(Stored dataset items)
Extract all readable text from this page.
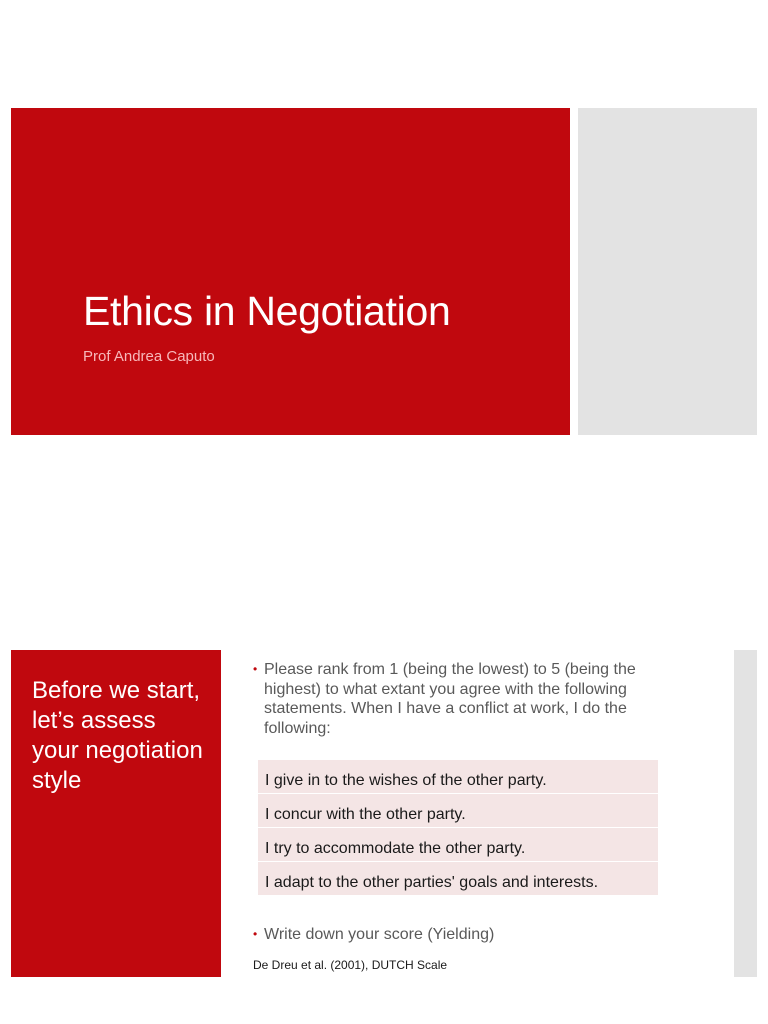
Ethics in Negotiation
Prof Andrea Caputo
Before we start, let’s assess your negotiation style
• Please rank from 1 (being the lowest) to 5 (being the highest) to what extant you agree with the following statements. When I have a conflict at work, I do the following:
I give in to the wishes of the other party.
I concur with the other party.
I try to accommodate the other party.
I adapt to the other parties' goals and interests.
• Write down your score (Yielding)
De Dreu et al. (2001), DUTCH Scale
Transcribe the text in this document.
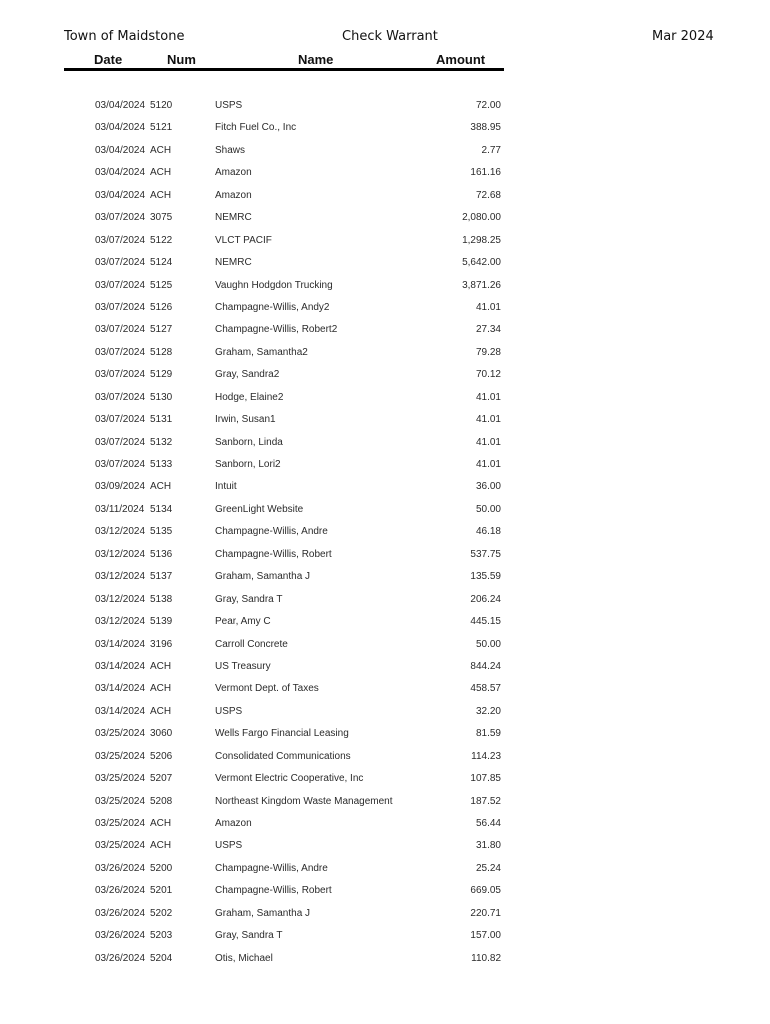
Town of Maidstone	Check Warrant	Mar 2024
Date	Num	Name	Amount
03/04/2024 5120	USPS	72.00
03/04/2024 5121	Fitch Fuel Co., Inc	388.95
03/04/2024 ACH	Shaws	2.77
03/04/2024 ACH	Amazon	161.16
03/04/2024 ACH	Amazon	72.68
03/07/2024 3075	NEMRC	2,080.00
03/07/2024 5122	VLCT PACIF	1,298.25
03/07/2024 5124	NEMRC	5,642.00
03/07/2024 5125	Vaughn Hodgdon Trucking	3,871.26
03/07/2024 5126	Champagne-Willis, Andy2	41.01
03/07/2024 5127	Champagne-Willis, Robert2	27.34
03/07/2024 5128	Graham, Samantha2	79.28
03/07/2024 5129	Gray, Sandra2	70.12
03/07/2024 5130	Hodge, Elaine2	41.01
03/07/2024 5131	Irwin, Susan1	41.01
03/07/2024 5132	Sanborn, Linda	41.01
03/07/2024 5133	Sanborn, Lori2	41.01
03/09/2024 ACH	Intuit	36.00
03/11/2024 5134	GreenLight Website	50.00
03/12/2024 5135	Champagne-Willis, Andre	46.18
03/12/2024 5136	Champagne-Willis, Robert	537.75
03/12/2024 5137	Graham, Samantha J	135.59
03/12/2024 5138	Gray, Sandra T	206.24
03/12/2024 5139	Pear, Amy C	445.15
03/14/2024 3196	Carroll Concrete	50.00
03/14/2024 ACH	US Treasury	844.24
03/14/2024 ACH	Vermont Dept. of Taxes	458.57
03/14/2024 ACH	USPS	32.20
03/25/2024 3060	Wells Fargo Financial Leasing	81.59
03/25/2024 5206	Consolidated Communications	114.23
03/25/2024 5207	Vermont Electric Cooperative, Inc	107.85
03/25/2024 5208	Northeast Kingdom Waste Management	187.52
03/25/2024 ACH	Amazon	56.44
03/25/2024 ACH	USPS	31.80
03/26/2024 5200	Champagne-Willis, Andre	25.24
03/26/2024 5201	Champagne-Willis, Robert	669.05
03/26/2024 5202	Graham, Samantha J	220.71
03/26/2024 5203	Gray, Sandra T	157.00
03/26/2024 5204	Otis, Michael	110.82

--- WHAT YOU HAVE TO DO ---
Reproduce the material above verbatim; omit every picture.

--- COMPLETE OUTPUT ---
Extract all readable text from this page.
Ethics in Negotiation
Prof Andrea Caputo
Before we start, let’s assess your negotiation style
• Please rank from 1 (being the lowest) to 5 (being the highest) to what extant you agree with the following statements. When I have a conflict at work, I do the following:
I give in to the wishes of the other party.
I concur with the other party.
I try to accommodate the other party.
I adapt to the other parties' goals and interests.
• Write down your score (Yielding)
De Dreu et al. (2001), DUTCH Scale
Transcribe the text in this document.
Town of Maidstone	Check Warrant	Mar 2024
Date	Num	Name	Amount
03/04/2024 5120	USPS	72.00
03/04/2024 5121	Fitch Fuel Co., Inc	388.95
03/04/2024 ACH	Shaws	2.77
03/04/2024 ACH	Amazon	161.16
03/04/2024 ACH	Amazon	72.68
03/07/2024 3075	NEMRC	2,080.00
03/07/2024 5122	VLCT PACIF	1,298.25
03/07/2024 5124	NEMRC	5,642.00
03/07/2024 5125	Vaughn Hodgdon Trucking	3,871.26
03/07/2024 5126	Champagne-Willis, Andy2	41.01
03/07/2024 5127	Champagne-Willis, Robert2	27.34
03/07/2024 5128	Graham, Samantha2	79.28
03/07/2024 5129	Gray, Sandra2	70.12
03/07/2024 5130	Hodge, Elaine2	41.01
03/07/2024 5131	Irwin, Susan1	41.01
03/07/2024 5132	Sanborn, Linda	41.01
03/07/2024 5133	Sanborn, Lori2	41.01
03/09/2024 ACH	Intuit	36.00
03/11/2024 5134	GreenLight Website	50.00
03/12/2024 5135	Champagne-Willis, Andre	46.18
03/12/2024 5136	Champagne-Willis, Robert	537.75
03/12/2024 5137	Graham, Samantha J	135.59
03/12/2024 5138	Gray, Sandra T	206.24
03/12/2024 5139	Pear, Amy C	445.15
03/14/2024 3196	Carroll Concrete	50.00
03/14/2024 ACH	US Treasury	844.24
03/14/2024 ACH	Vermont Dept. of Taxes	458.57
03/14/2024 ACH	USPS	32.20
03/25/2024 3060	Wells Fargo Financial Leasing	81.59
03/25/2024 5206	Consolidated Communications	114.23
03/25/2024 5207	Vermont Electric Cooperative, Inc	107.85
03/25/2024 5208	Northeast Kingdom Waste Management	187.52
03/25/2024 ACH	Amazon	56.44
03/25/2024 ACH	USPS	31.80
03/26/2024 5200	Champagne-Willis, Andre	25.24
03/26/2024 5201	Champagne-Willis, Robert	669.05
03/26/2024 5202	Graham, Samantha J	220.71
03/26/2024 5203	Gray, Sandra T	157.00
03/26/2024 5204	Otis, Michael	110.82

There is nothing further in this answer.